DIRECTIONS FOR THIS TASK. Quote the records in full and leave their pictures out.

Dataset rows.
•••

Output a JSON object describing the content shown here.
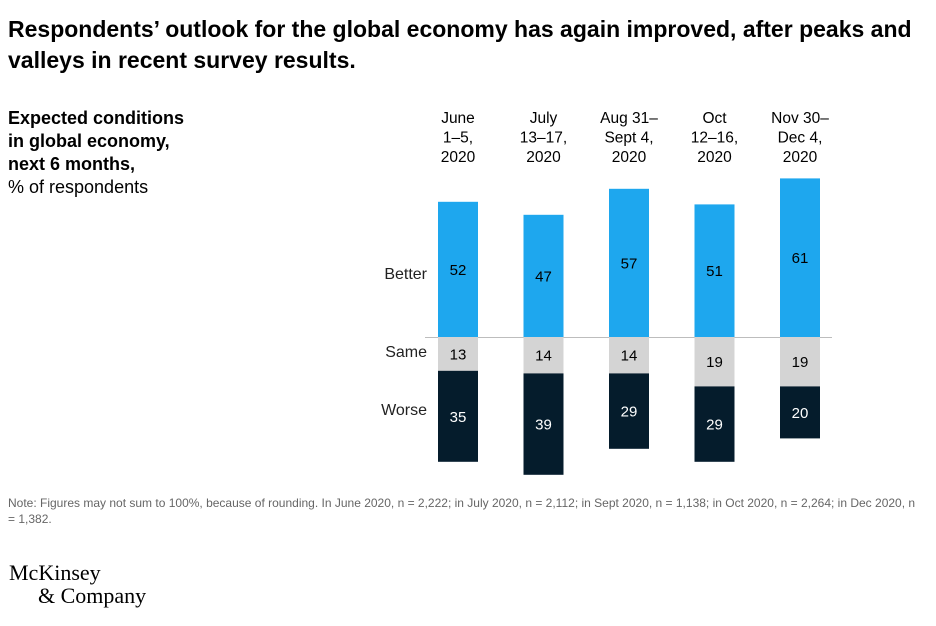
{
  "title": "Respondents’ outlook for the global economy has again improved, after peaks and valleys in recent survey results.",
  "subtitle": {
    "bold_lines": [
      "Expected conditions",
      "in global economy,",
      "next 6 months,"
    ],
    "unit": "% of respondents"
  },
  "chart_data": {
    "type": "bar",
    "stacked": true,
    "categories": [
      [
        "June",
        "1–5,",
        "2020"
      ],
      [
        "July",
        "13–17,",
        "2020"
      ],
      [
        "Aug 31–",
        "Sept 4,",
        "2020"
      ],
      [
        "Oct",
        "12–16,",
        "2020"
      ],
      [
        "Nov 30–",
        "Dec 4,",
        "2020"
      ]
    ],
    "series": [
      {
        "name": "Better",
        "values": [
          52,
          47,
          57,
          51,
          61
        ],
        "color": "#1ea7ee",
        "text_color": "#000000"
      },
      {
        "name": "Same",
        "values": [
          13,
          14,
          14,
          19,
          19
        ],
        "color": "#d4d4d4",
        "text_color": "#000000"
      },
      {
        "name": "Worse",
        "values": [
          35,
          39,
          29,
          29,
          20
        ],
        "color": "#051c2c",
        "text_color": "#ffffff"
      }
    ],
    "baseline_line": true
  },
  "note": "Note: Figures may not sum to 100%, because of rounding. In June 2020, n = 2,222; in July 2020, n = 2,112; in Sept 2020, n = 1,138; in Oct 2020, n = 2,264; in Dec 2020, n = 1,382.",
  "logo": {
    "line1": "McKinsey",
    "line2": "& Company"
  }
}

•••

TASK OUTPUT.
Output a JSON object describing the content shown here.
{
  "title": "Respondents’ outlook for the global economy has again improved, after peaks and valleys in recent survey results.",
  "subtitle": {
    "bold_lines": [
      "Expected conditions",
      "in global economy,",
      "next 6 months,"
    ],
    "unit": "% of respondents"
  },
  "chart_data": {
    "type": "bar",
    "stacked": true,
    "categories": [
      [
        "June",
        "1–5,",
        "2020"
      ],
      [
        "July",
        "13–17,",
        "2020"
      ],
      [
        "Aug 31–",
        "Sept 4,",
        "2020"
      ],
      [
        "Oct",
        "12–16,",
        "2020"
      ],
      [
        "Nov 30–",
        "Dec 4,",
        "2020"
      ]
    ],
    "series": [
      {
        "name": "Better",
        "values": [
          52,
          47,
          57,
          51,
          61
        ],
        "color": "#1ea7ee",
        "text_color": "#000000"
      },
      {
        "name": "Same",
        "values": [
          13,
          14,
          14,
          19,
          19
        ],
        "color": "#d4d4d4",
        "text_color": "#000000"
      },
      {
        "name": "Worse",
        "values": [
          35,
          39,
          29,
          29,
          20
        ],
        "color": "#051c2c",
        "text_color": "#ffffff"
      }
    ],
    "baseline_line": true
  },
  "note": "Note: Figures may not sum to 100%, because of rounding. In June 2020, n = 2,222; in July 2020, n = 2,112; in Sept 2020, n = 1,138; in Oct 2020, n = 2,264; in Dec 2020, n = 1,382.",
  "logo": {
    "line1": "McKinsey",
    "line2": "& Company"
  }
}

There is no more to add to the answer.